--- Required work ---
Copy each line of the entries that contains the word "exercices".

_ _ _ _ _

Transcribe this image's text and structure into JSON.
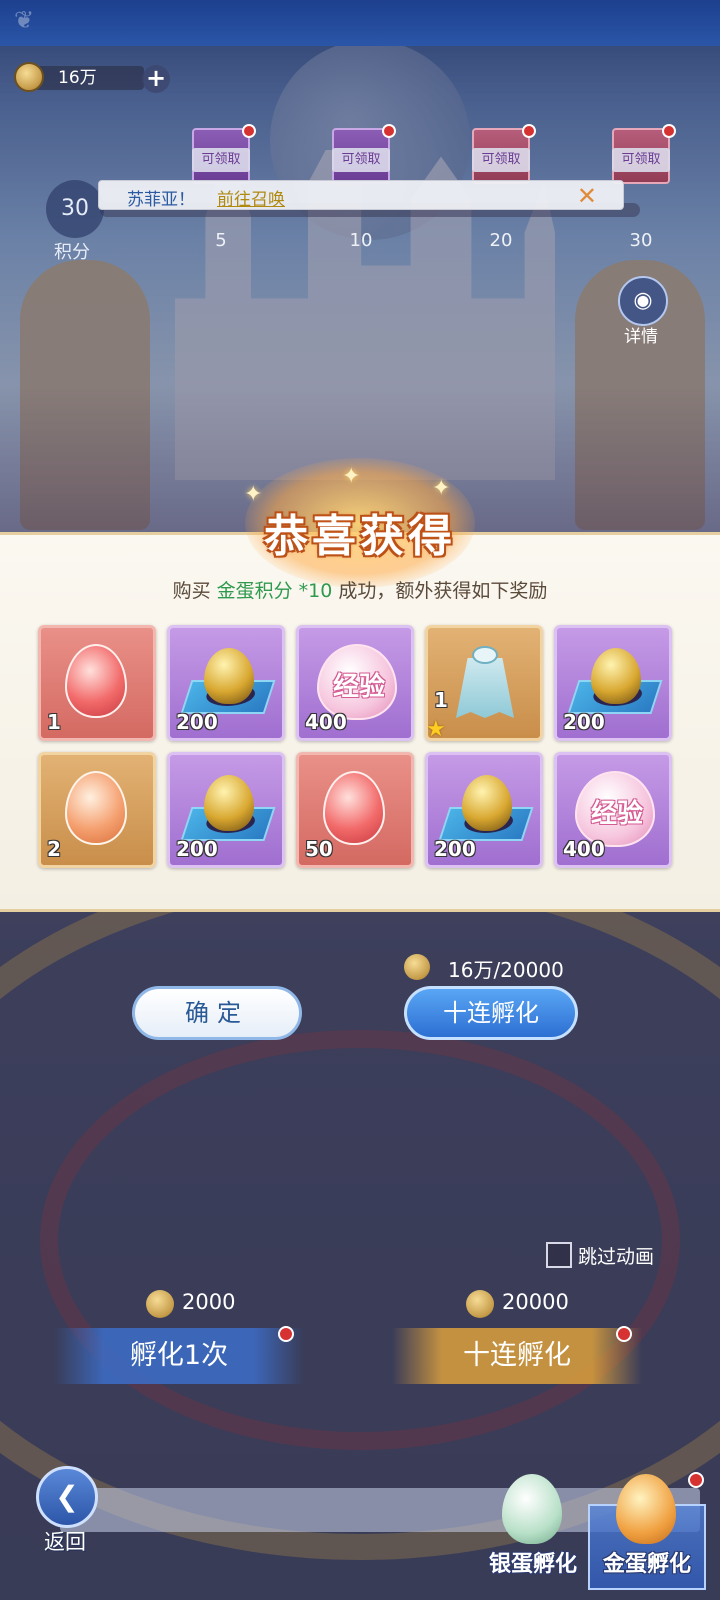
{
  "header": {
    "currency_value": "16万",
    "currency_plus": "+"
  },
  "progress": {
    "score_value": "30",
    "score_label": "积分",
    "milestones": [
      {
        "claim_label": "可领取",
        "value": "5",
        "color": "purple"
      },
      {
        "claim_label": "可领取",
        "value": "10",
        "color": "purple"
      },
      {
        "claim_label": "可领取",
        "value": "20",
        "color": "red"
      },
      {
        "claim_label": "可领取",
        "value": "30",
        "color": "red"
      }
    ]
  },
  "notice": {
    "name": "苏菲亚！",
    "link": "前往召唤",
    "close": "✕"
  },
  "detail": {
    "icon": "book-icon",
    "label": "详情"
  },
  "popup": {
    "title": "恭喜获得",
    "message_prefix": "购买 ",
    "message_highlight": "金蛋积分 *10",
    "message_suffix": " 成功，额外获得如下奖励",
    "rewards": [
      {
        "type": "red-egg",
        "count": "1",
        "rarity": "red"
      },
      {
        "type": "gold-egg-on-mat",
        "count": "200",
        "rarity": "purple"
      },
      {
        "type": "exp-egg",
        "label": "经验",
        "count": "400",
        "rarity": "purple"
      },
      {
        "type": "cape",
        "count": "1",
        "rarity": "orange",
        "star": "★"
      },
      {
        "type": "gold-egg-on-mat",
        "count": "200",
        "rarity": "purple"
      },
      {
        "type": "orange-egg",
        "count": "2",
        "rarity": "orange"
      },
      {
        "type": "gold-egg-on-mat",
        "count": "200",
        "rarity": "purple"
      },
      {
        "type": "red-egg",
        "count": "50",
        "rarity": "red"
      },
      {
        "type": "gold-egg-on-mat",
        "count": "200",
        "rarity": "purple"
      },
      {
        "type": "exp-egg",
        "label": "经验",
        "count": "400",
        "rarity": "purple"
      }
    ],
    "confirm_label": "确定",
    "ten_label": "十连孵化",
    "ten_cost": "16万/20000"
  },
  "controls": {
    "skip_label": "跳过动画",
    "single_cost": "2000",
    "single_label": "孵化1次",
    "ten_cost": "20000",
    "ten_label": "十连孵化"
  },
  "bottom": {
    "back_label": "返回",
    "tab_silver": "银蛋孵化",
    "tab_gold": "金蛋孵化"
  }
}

_ _ _ _ _

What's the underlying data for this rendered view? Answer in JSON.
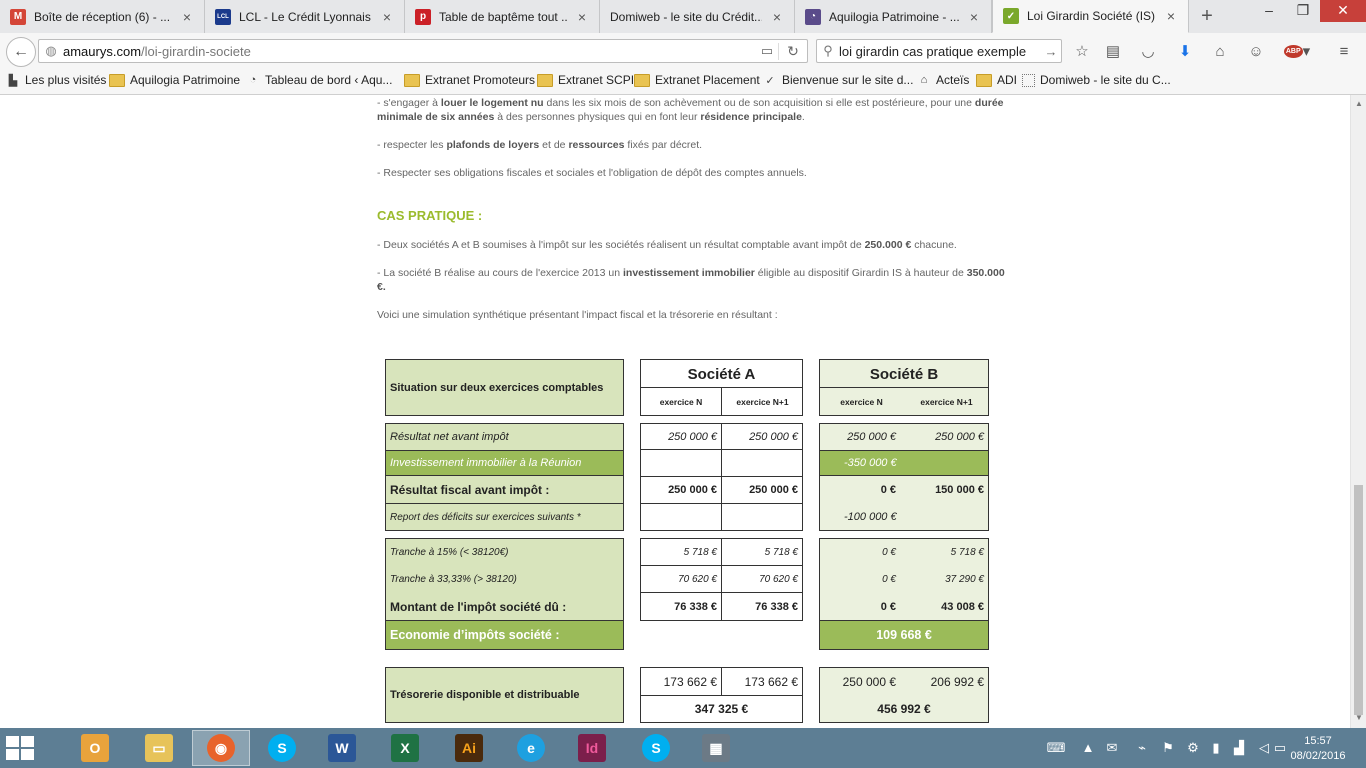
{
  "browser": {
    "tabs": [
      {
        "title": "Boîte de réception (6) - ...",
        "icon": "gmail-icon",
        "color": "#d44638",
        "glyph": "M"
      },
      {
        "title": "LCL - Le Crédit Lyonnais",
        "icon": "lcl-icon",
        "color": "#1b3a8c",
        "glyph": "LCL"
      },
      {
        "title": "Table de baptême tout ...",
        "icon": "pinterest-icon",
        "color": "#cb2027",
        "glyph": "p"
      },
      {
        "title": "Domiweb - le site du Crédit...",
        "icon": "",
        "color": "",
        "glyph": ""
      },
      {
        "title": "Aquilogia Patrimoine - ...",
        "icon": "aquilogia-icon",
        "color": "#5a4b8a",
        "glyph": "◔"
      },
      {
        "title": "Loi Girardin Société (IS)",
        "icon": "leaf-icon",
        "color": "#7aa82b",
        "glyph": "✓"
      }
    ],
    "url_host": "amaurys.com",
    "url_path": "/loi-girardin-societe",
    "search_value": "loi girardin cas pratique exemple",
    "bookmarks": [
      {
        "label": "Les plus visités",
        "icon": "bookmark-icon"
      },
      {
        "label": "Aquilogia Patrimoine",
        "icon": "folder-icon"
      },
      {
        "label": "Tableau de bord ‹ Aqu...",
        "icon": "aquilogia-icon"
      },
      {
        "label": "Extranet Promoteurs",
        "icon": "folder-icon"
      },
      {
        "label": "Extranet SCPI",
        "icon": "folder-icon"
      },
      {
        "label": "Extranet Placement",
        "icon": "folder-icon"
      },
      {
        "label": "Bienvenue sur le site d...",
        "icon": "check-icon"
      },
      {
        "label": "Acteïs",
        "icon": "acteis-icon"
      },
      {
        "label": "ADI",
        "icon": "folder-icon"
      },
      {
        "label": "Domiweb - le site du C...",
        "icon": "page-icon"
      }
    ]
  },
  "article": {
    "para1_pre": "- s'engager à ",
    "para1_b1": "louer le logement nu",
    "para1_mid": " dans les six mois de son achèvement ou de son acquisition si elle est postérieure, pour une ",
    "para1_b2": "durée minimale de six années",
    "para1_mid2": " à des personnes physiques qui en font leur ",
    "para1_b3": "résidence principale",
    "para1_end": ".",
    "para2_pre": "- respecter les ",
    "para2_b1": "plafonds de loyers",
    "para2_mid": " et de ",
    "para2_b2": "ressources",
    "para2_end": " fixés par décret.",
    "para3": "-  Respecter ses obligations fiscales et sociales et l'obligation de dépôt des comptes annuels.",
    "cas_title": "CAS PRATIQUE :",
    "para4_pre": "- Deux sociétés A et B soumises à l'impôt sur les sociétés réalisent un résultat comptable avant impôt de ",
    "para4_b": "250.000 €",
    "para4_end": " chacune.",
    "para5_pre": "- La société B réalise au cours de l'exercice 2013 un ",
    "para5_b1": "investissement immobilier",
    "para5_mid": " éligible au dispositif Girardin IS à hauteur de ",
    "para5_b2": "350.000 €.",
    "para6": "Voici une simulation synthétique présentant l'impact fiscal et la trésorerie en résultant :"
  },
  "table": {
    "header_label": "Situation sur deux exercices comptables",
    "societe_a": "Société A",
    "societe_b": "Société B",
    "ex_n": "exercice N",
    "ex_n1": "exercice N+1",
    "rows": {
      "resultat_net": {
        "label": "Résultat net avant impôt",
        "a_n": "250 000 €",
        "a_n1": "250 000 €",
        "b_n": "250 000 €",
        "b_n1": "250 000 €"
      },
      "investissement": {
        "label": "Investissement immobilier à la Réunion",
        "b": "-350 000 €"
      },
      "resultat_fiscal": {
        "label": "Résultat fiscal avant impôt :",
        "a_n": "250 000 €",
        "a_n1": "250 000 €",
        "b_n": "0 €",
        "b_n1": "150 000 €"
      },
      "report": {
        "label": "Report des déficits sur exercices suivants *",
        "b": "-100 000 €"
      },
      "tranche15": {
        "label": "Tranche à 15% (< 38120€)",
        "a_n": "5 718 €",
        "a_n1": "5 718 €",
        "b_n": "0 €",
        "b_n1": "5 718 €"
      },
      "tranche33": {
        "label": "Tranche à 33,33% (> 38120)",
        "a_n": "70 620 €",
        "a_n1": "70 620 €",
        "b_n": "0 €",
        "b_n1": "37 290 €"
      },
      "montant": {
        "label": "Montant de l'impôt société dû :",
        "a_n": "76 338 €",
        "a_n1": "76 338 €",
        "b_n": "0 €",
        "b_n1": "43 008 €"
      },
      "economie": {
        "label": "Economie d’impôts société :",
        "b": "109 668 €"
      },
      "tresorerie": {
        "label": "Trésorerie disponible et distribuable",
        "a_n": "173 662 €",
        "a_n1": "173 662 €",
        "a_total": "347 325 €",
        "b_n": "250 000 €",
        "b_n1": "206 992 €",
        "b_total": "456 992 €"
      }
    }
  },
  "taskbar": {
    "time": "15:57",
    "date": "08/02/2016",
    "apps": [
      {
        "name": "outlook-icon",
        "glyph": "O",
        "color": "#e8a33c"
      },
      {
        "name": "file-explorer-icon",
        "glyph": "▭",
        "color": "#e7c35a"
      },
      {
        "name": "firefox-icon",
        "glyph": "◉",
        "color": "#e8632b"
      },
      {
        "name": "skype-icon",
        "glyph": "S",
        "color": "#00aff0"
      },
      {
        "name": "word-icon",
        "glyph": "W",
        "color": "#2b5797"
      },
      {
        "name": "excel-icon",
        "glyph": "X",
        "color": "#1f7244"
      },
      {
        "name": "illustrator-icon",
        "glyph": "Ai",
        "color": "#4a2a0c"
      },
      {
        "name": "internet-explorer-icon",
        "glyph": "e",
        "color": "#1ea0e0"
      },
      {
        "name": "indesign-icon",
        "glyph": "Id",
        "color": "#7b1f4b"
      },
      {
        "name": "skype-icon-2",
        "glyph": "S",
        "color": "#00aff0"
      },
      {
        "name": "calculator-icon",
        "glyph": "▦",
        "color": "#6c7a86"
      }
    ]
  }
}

_ _ _ _ _

--- Task output ---
    "header_label": "Situation sur deux exercices comptables",
        "label": "Report des déficits sur exercices suivants *",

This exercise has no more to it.